Finden - pflegen - loslassen
... und gerade deshalb behalten, im Herzen drin (Sommer 2001)
Kapitel 1
Man glaubt es kaum - seit zwei Tagen sind wir ganz unvorbereitet um ein Familienmitglied reicher geworden: ein allerliebster, kleiner, süsser, wohl ziemlich vorwitziger Jungvogel flattert - und kotet - seither durch unser Haus!
Unsere Buben sind in eindrücklicher Aufregung, und ich darf aus der heimlichen Ferne und doch von ganz nah erleben, wie so ein kleines, hilf- und schutzloses Lebewesen sogar Computer und Glotze in den längsten Schatten stellt ...! Oh, wer hätte das gedacht, dass Vöglein solch Vergnügen macht? Da ist eben L E B E N drin, denke ich - und dieses löst halt immer noch und Gott sei Dank die grösste Faszination in einem Menschenherzen aus, wo doch "Freund PC" letztlich ein sehr regungs- und seelenloses, kaltes Gegenüber bleibt. Eines, das durchaus seine hilfreichen Seiten hat; ich sitze ja gerade davor. Gegenüber der Schöpfung allerdings hat er in unserer Familie wieder einmal kläglich verloren. Über dieser Niederlage hüpft mein Mutterherz ...
Ja, wie kam es zu unserem neuen Mitbewohner? Als ich am Mittwochnachmittag von meiner Einkaufsrunde zurückkehrte, kam mir Vogelfreund gedankenversunken aber selig entgegen, ein kleines Etwas in fürsorglicher Behutsamkeit in seinen Händen tragend: "Mutti, Mutti, schau, ich habe einen neuen Freund. Ist wohl zu früh aus seinem Nest geflogen. Kann nämlich noch gar nicht richtig fliegen! Schau!" Ja, jetzt musste ich mir Zeit nehmen für seinen - und meinen - Schatz, an dem sein ganzes Herz zu hängen schien. "Was nun", schoss es mir durch den Kopf, wobei ich bald erkannte, dass ich diese Frage besser an mein Herz richten würde! In solchen Dingen sind sich Kopf und Herz ja selten einig. Mein Kopf meldete mir zackig: "Jungvöglein sollte so schnell wie möglich an jenen Platz zurückgebracht werden, wo klein Sohnemann ihn aufgegabelt hat, damit ihn seine Eltern weiter versorgen können!" Äusserst vernünftig, zweifellos. Wäre das Beste gewesen, diesen kleinen Kerl erst gar nicht aufzuheben. Vogelfreund konnte ja nicht wissen, dass es Vogelarten gibt, bei denen es einfach dazugehört, dass die vorwitzigeren Vogelkinder ihr Nest einige Tage zu früh verlassen, dann aber problemlos von ihren Eltern weiter versorgt werden. Im Gegenteil: Er war felsenfest davon überzeugt, soeben Retter in grosser Not eines armen verwaisten Vögelchens geworden zu sein, für das er jetzt auch Verantwortung übernehmen wollte.

* [AUFGABE A]
Beantworte anhand des Textes über den Jungvogel diese Fragen:
(i) Seit wie vielen Tagen gehört das neue Familienmitglied zum Haushalt?
(ii) An welchem Tag und zu welcher Tageszeit kam die erzählende Person von der Einkaufsrunde zurück?
(iii) Was sollte nach der Meldung des Kopfes mit dem Jungvogel geschehen?
* [AUFGABE B] Führe den Text über den Jungvogel nach seinem letzten Satz im gleichen Ton weiter.
Die Auflistung ist eigenständiges Material und gehört nicht zum Text über den Jungvogel.

Annotationen mit Begrenzungsrahmen
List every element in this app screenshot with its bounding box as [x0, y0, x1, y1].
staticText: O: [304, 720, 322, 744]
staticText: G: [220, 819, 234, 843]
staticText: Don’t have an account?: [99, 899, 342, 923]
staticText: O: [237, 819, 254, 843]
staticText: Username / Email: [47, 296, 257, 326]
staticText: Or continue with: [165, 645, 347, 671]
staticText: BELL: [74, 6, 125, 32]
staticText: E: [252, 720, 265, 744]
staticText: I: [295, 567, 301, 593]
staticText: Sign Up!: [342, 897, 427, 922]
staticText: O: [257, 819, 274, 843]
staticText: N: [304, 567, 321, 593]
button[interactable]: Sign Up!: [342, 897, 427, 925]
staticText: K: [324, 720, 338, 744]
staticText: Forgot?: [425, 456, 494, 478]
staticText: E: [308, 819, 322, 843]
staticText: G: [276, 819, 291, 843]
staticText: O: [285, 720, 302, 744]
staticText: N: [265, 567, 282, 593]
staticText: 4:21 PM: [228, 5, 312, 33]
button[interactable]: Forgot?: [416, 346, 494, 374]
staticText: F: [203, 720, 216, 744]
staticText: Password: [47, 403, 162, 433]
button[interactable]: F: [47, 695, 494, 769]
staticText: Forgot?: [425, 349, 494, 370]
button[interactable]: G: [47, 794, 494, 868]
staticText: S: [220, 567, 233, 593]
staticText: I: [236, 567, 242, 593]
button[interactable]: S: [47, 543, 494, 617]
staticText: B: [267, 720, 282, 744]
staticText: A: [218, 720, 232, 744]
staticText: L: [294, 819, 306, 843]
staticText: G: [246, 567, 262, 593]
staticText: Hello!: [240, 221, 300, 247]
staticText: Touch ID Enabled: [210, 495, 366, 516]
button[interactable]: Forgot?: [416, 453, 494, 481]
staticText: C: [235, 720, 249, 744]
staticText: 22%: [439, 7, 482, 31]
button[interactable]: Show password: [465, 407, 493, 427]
--
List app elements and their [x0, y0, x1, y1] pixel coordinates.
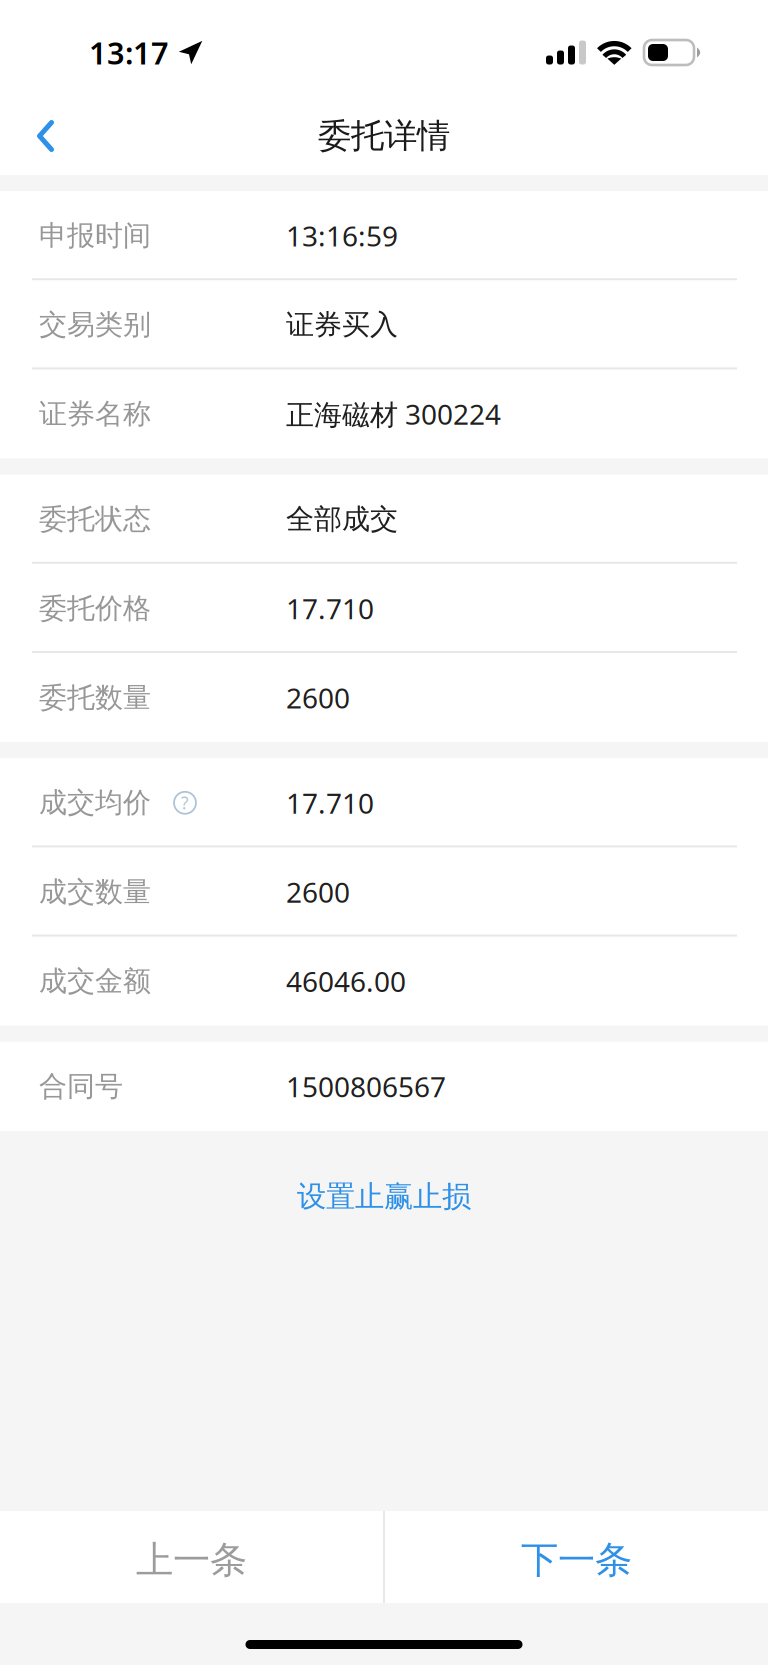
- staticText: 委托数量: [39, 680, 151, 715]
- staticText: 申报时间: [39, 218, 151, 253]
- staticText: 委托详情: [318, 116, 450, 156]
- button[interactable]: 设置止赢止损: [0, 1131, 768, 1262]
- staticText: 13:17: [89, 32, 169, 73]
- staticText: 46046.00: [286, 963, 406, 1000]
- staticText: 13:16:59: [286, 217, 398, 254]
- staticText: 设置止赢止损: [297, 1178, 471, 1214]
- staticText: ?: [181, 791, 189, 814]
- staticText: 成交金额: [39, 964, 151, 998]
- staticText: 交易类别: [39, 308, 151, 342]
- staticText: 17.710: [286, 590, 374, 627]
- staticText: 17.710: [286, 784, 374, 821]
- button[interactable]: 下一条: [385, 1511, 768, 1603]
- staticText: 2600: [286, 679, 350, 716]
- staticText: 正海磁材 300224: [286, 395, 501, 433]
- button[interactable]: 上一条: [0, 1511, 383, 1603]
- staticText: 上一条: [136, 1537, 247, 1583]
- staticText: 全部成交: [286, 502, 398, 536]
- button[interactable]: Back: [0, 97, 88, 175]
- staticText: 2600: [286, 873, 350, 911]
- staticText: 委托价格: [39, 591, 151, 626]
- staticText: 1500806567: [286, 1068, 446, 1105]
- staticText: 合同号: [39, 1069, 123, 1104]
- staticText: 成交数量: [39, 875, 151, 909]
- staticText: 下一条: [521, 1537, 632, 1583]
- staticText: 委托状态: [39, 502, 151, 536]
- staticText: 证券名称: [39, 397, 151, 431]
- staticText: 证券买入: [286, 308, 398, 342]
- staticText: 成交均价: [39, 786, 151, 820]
--
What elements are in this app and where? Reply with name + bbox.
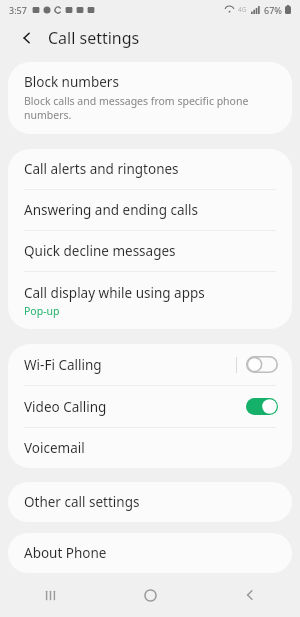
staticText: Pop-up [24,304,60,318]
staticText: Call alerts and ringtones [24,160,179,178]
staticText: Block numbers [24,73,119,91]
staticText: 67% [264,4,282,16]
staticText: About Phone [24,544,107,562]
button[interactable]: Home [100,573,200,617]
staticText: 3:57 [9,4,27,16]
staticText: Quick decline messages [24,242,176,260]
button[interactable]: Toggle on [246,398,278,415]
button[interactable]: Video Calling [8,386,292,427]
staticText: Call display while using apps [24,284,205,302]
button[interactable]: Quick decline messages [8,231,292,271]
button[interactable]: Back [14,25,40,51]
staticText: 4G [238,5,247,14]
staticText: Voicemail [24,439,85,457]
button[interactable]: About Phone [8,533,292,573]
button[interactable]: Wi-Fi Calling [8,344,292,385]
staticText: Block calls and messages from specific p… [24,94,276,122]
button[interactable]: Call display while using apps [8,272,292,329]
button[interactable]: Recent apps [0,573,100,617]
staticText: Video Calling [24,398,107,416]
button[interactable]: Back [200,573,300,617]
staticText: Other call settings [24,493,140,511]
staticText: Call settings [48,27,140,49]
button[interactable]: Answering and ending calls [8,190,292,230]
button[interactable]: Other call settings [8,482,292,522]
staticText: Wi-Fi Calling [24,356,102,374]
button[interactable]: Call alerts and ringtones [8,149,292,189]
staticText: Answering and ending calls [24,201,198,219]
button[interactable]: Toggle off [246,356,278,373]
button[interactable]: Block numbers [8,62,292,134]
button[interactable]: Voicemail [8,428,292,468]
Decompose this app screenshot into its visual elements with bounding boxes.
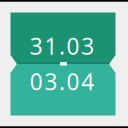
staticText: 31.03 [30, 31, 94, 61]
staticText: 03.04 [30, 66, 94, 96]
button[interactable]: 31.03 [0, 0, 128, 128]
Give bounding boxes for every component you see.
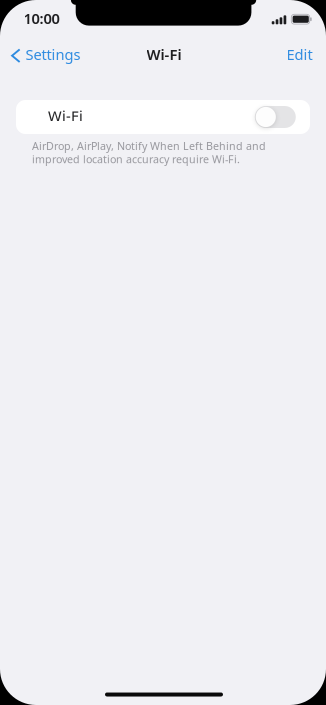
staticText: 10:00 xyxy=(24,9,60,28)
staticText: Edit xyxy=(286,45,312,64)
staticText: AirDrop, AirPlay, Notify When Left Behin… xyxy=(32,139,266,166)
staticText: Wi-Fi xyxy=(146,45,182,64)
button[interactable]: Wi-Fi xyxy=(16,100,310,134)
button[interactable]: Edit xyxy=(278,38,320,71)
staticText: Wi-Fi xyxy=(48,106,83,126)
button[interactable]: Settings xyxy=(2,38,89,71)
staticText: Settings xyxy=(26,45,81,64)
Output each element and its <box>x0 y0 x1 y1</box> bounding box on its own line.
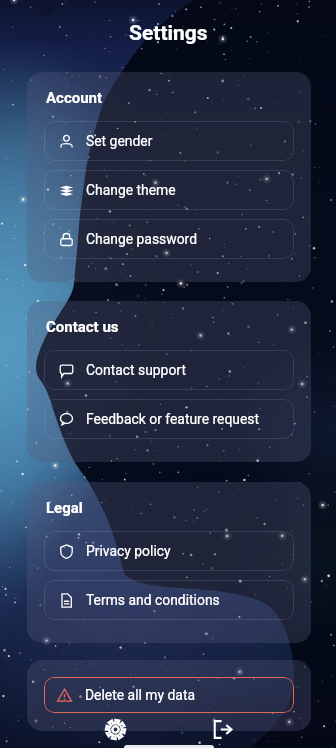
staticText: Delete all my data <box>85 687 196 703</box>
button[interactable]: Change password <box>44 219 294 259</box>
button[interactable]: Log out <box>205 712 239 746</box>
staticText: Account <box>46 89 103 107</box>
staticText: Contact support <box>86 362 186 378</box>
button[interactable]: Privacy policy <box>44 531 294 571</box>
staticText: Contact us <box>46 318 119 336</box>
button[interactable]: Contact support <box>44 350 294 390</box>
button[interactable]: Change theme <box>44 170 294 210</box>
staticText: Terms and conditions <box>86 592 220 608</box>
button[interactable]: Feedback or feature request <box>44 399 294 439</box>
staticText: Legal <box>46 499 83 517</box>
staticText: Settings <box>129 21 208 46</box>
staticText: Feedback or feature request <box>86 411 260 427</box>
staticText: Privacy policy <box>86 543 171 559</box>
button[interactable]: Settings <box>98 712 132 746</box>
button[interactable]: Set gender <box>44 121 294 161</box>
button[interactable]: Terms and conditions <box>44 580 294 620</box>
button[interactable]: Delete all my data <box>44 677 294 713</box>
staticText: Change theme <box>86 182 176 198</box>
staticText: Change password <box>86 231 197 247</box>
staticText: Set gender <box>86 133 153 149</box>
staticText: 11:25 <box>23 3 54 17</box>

* [ERGEBNIS A]
(i) Seit zwei Tagen.
(ii) Am Mittwochnachmittag.
(iii) Er sollte so schnell wie möglich an den Platz zurückgebracht werden, wo der Sohn ihn aufgegabelt hatte, damit seine Eltern ihn weiter versorgen können.

* [ERGEBNIS B]
Zuerst aber riet ein vernünftiger (?) Erwachsener seinem Kind: "Bring ihn schnell zurück an jene Stelle, wo Du ihn gefunden hast!" Nicht gerade begeistert zottelte Vogelfreund zurück zur Turnhalle. In dieser Zeit machte ich mir Gedanken über meinen Rat, den ich je länger, je weniger für weise hielt. "Einfach, weil du dich der Aufgabe gegenüber überfordert fühlst, einen Jungvogel mit Erfolg aufziehen zu helfen - und es dir nicht ganz in deinen Kram passt - hast du so geraten! Etwas zu einfach und doch irgendwie auch ziemlich bequem, Mutter Steiner“, tadelte ich mich selbst.
Nun, Vogelfreund kam nach einer Viertelstunde wieder nach Hause, mir mit den treuherzigsten Augen des 21. Jahrhunderts grossherzig und fest entschlossen erklärend: "Also Mutti, das Vögelchen hat einfach nicht dort bleiben wollen, es gefällt ihm viel besser bei mir ..."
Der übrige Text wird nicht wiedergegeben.